__TUGAS ANDA__.
Tuliskan kembali dengan persis bagian artikel di bawah ini, dari "Semalam, menuju tanggal" sampai "saya di sana.".

__ARTIKEL__.
::::::::
Minggu, 10 Januari 2010

Kisah Semalam [harian] dan Saya Benci Ekspetasi! [cerpen]

Semalam, menuju tanggal 10 Januari 2010, seperti biasa sama seperti hari-hari sebelumnya. Saya melakukan ritual sebelum saya tidur. Jangan mikir yang macem-macem dulu.. Ritual saya ini bukan ritual-ritual aneh layaknya seorang penganut voodoo-isme.. Saya hanya ingin selalu mengucapkan terima kasih kepada-Nya dan sedikit memberikan sedikit kado untuk almarhum dan almarhumah kakek nenek saya di sana.
::::::::
__DATA TERCATAT__.
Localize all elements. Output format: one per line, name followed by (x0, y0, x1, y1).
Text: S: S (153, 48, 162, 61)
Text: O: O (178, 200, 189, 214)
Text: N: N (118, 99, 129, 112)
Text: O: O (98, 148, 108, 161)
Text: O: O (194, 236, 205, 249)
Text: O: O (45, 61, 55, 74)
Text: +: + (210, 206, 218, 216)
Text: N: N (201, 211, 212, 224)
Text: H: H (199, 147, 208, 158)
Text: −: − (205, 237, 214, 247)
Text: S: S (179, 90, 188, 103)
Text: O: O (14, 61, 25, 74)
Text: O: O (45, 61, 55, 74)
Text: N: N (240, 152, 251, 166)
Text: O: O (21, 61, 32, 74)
::::::::
__TUGAS SELESAI__.
Semalam, menuju tanggal 10 Januari 2010, seperti biasa sama seperti hari-hari sebelumnya. Saya melakukan ritual sebelum saya tidur. Jangan mikir yang macem-macem dulu.. Ritual saya ini bukan ritual-ritual aneh layaknya seorang penganut voodoo-isme.. Saya hanya ingin selalu mengucapkan terima kasih kepada-Nya dan sedikit memberikan sedikit kado untuk almarhum dan almarhumah kakek nenek saya di sana.